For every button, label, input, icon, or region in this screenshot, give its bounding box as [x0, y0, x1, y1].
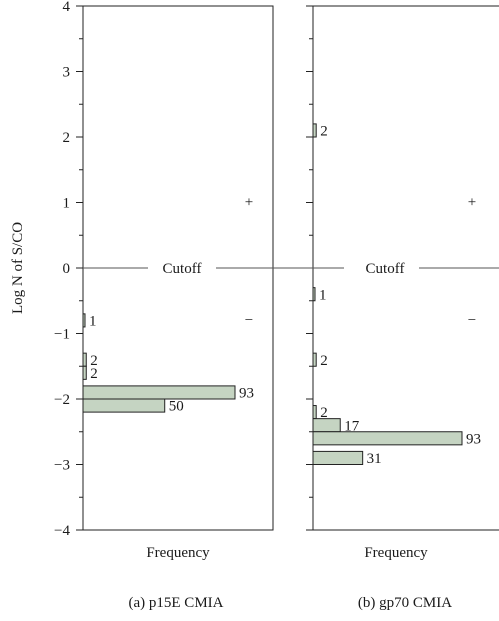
bar-count-label: 2 — [320, 353, 328, 369]
bar — [312, 431, 463, 446]
bar — [82, 398, 166, 413]
y-tick-label: 4 — [63, 0, 71, 15]
y-tick-label: 3 — [63, 65, 71, 81]
cutoff-label: Cutoff — [366, 261, 405, 277]
bar-count-label: 1 — [319, 287, 327, 303]
y-tick-label: −4 — [54, 523, 70, 539]
y-tick-label: −2 — [54, 392, 70, 408]
y-axis-label: Log N of S/CO — [10, 222, 26, 314]
bar — [312, 418, 341, 433]
bar-count-label: 2 — [320, 405, 328, 421]
bar-count-label: 93 — [239, 386, 254, 402]
minus-region-label: − — [245, 312, 253, 328]
bar-count-label: 2 — [90, 353, 98, 369]
bar — [312, 352, 317, 367]
bar — [82, 385, 236, 400]
bar-count-label: 50 — [169, 399, 184, 415]
panel-caption: (b) gp70 CMIA — [358, 595, 452, 611]
bar-count-label: 2 — [320, 124, 328, 140]
bar — [82, 313, 86, 328]
bar-count-label: 17 — [344, 418, 360, 434]
bar — [312, 123, 317, 138]
bar-count-label: 93 — [466, 431, 481, 447]
y-tick-label: 2 — [63, 130, 71, 146]
plus-region-label: + — [468, 195, 476, 211]
bar — [312, 405, 317, 420]
bar — [312, 287, 316, 302]
x-axis-label: Frequency — [364, 545, 428, 561]
bar — [82, 352, 87, 367]
panel-caption: (a) p15E CMIA — [129, 595, 224, 611]
cutoff-label: Cutoff — [163, 261, 202, 277]
y-tick-label: 0 — [63, 261, 71, 277]
bar — [312, 450, 364, 465]
x-axis-label: Frequency — [146, 545, 210, 561]
bar-count-label: 31 — [367, 451, 382, 467]
y-tick-label: 1 — [63, 196, 71, 212]
bar — [82, 365, 87, 380]
bar-count-label: 1 — [89, 313, 97, 329]
y-tick-label: −1 — [54, 327, 70, 343]
minus-region-label: − — [468, 312, 476, 328]
y-tick-label: −3 — [54, 458, 70, 474]
plus-region-label: + — [245, 195, 253, 211]
bar-count-label: 2 — [90, 366, 98, 382]
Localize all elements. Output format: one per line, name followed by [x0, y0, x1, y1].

───

> CHALLENGE:
Swap "screenshot" for "chart image" in every one of the lines above and change nothing else. Write the lines out again without the pictures.

> CORRECT RESULT:
For every button, label, input, icon, or region in this chart image, give its bounding box as [x0, y0, x1, y1].
bar-count-label: 2 — [320, 353, 328, 369]
bar — [312, 431, 463, 446]
bar — [82, 398, 166, 413]
y-tick-label: 4 — [63, 0, 71, 15]
y-tick-label: 3 — [63, 65, 71, 81]
cutoff-label: Cutoff — [366, 261, 405, 277]
bar-count-label: 1 — [319, 287, 327, 303]
y-tick-label: −4 — [54, 523, 70, 539]
y-tick-label: −2 — [54, 392, 70, 408]
y-axis-label: Log N of S/CO — [10, 222, 26, 314]
bar — [312, 418, 341, 433]
bar-count-label: 2 — [320, 405, 328, 421]
bar-count-label: 93 — [239, 386, 254, 402]
minus-region-label: − — [245, 312, 253, 328]
bar-count-label: 2 — [90, 353, 98, 369]
bar — [312, 352, 317, 367]
bar — [82, 385, 236, 400]
bar-count-label: 50 — [169, 399, 184, 415]
panel-caption: (b) gp70 CMIA — [358, 595, 452, 611]
bar-count-label: 2 — [320, 124, 328, 140]
bar — [82, 313, 86, 328]
bar-count-label: 17 — [344, 418, 360, 434]
bar — [312, 123, 317, 138]
bar-count-label: 93 — [466, 431, 481, 447]
y-tick-label: 2 — [63, 130, 71, 146]
plus-region-label: + — [468, 195, 476, 211]
bar — [312, 405, 317, 420]
bar — [312, 287, 316, 302]
x-axis-label: Frequency — [364, 545, 428, 561]
bar — [82, 352, 87, 367]
panel-caption: (a) p15E CMIA — [129, 595, 224, 611]
cutoff-label: Cutoff — [163, 261, 202, 277]
y-tick-label: 0 — [63, 261, 71, 277]
bar — [312, 450, 364, 465]
x-axis-label: Frequency — [146, 545, 210, 561]
bar-count-label: 31 — [367, 451, 382, 467]
y-tick-label: 1 — [63, 196, 71, 212]
bar — [82, 365, 87, 380]
bar-count-label: 1 — [89, 313, 97, 329]
y-tick-label: −1 — [54, 327, 70, 343]
minus-region-label: − — [468, 312, 476, 328]
y-tick-label: −3 — [54, 458, 70, 474]
plus-region-label: + — [245, 195, 253, 211]
bar-count-label: 2 — [90, 366, 98, 382]
Localize all elements. Output format: one per line, name followed by [x0, y0, x1, y1].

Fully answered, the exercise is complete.